**Aim of the exercise**
Find the string "hours" in the listing and report every line that has it.

Stored data
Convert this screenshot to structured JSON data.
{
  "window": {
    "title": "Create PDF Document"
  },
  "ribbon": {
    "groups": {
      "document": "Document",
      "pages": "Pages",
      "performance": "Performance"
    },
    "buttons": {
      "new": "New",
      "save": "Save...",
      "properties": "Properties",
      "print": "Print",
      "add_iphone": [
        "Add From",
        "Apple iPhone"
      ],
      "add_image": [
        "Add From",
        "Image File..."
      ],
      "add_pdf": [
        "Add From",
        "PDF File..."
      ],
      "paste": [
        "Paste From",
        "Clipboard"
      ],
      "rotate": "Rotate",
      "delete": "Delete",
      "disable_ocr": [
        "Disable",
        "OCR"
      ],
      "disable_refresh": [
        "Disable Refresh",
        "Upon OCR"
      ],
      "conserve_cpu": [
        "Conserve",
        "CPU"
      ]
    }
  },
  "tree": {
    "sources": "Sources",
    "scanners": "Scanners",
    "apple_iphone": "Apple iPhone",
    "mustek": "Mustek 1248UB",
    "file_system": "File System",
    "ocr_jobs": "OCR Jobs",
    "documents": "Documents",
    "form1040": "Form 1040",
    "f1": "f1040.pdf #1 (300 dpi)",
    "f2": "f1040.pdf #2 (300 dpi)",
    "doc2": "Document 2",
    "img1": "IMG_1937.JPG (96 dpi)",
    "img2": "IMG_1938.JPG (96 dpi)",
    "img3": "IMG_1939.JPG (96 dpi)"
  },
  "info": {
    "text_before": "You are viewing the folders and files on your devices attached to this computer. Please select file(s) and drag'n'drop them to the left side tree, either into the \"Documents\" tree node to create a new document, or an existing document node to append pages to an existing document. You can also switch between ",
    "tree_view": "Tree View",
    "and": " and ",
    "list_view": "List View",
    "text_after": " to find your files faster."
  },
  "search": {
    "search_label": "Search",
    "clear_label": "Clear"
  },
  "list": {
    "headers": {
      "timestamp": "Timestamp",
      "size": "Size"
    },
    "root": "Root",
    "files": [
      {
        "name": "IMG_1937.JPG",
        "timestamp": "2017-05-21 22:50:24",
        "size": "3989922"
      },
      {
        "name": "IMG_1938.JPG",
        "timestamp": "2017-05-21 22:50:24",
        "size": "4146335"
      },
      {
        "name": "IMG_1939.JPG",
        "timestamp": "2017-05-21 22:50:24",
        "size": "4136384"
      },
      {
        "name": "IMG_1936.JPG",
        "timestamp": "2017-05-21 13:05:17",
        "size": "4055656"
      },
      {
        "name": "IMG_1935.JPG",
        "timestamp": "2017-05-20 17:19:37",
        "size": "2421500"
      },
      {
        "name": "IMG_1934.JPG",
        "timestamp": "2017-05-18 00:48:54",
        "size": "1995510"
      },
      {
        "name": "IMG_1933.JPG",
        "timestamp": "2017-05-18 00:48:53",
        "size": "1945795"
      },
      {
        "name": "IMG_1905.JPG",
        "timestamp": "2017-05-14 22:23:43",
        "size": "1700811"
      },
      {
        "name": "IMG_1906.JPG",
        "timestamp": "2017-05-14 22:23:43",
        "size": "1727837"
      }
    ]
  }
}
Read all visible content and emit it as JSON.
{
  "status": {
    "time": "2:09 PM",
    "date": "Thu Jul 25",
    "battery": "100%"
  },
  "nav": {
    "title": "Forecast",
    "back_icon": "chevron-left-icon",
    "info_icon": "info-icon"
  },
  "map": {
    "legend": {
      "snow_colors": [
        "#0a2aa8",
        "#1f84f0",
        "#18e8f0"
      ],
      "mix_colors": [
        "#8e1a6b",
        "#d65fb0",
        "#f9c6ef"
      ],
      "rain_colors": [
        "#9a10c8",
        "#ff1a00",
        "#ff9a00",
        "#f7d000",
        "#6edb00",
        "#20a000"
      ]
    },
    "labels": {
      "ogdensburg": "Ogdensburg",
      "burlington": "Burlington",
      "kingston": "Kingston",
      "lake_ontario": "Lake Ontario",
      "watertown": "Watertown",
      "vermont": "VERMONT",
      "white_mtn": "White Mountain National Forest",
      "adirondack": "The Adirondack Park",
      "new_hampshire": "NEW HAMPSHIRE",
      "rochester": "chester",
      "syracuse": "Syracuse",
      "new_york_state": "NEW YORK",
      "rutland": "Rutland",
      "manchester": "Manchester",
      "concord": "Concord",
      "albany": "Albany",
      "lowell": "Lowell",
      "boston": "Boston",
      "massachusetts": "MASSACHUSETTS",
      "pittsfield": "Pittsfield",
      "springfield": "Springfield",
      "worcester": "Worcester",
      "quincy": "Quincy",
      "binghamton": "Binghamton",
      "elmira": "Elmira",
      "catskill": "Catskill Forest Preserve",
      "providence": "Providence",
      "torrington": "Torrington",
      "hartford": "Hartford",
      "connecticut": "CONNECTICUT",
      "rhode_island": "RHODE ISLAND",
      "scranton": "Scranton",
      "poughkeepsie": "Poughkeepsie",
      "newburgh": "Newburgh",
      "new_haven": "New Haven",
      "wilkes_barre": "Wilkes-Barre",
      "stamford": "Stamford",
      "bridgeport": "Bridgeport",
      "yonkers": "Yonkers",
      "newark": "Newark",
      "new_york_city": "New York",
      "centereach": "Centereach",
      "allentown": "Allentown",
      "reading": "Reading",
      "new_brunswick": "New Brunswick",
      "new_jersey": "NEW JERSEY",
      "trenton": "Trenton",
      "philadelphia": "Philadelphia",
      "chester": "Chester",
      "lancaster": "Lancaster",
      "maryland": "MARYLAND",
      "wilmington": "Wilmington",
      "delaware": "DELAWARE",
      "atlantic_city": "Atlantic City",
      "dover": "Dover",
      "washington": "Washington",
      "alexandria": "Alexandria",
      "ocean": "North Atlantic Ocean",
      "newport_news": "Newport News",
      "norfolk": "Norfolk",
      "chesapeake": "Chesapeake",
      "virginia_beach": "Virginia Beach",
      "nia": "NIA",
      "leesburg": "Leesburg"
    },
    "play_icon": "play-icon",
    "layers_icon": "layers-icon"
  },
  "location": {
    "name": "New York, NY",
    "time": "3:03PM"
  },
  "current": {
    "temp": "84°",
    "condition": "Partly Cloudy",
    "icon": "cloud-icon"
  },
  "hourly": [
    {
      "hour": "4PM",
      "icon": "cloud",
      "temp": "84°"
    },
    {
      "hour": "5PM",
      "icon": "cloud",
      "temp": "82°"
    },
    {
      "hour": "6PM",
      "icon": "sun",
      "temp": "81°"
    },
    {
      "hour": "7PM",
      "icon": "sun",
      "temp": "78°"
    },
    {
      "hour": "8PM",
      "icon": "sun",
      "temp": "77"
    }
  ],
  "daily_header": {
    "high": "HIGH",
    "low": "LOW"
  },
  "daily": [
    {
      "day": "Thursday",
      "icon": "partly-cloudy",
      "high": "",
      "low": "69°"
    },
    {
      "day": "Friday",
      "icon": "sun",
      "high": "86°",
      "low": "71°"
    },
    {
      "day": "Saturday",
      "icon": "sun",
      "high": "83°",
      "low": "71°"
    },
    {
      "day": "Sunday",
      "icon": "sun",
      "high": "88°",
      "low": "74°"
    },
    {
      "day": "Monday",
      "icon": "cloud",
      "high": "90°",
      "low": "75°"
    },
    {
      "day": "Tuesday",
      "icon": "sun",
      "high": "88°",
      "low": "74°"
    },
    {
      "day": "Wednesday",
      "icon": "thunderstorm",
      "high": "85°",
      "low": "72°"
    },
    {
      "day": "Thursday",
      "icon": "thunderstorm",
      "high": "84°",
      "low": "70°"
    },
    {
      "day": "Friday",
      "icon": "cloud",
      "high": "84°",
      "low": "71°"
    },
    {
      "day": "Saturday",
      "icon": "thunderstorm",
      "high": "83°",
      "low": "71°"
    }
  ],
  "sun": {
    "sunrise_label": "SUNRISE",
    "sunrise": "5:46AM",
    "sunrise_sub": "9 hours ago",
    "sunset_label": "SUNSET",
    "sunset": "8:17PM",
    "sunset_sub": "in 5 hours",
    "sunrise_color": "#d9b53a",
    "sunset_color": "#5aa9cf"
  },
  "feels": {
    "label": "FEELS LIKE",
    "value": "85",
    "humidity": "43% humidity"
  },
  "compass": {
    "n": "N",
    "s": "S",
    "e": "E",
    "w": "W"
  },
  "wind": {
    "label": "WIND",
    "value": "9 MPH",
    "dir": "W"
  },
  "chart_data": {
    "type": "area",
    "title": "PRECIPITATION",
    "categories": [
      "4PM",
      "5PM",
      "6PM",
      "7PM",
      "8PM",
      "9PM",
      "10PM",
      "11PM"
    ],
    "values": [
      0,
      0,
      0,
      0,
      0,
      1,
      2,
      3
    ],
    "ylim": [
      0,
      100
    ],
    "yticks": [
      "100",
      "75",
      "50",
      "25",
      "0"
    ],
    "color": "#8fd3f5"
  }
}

**Result of the exercise**
    "sunrise_sub": "9 hours ago",
    "sunset_sub": "in 5 hours",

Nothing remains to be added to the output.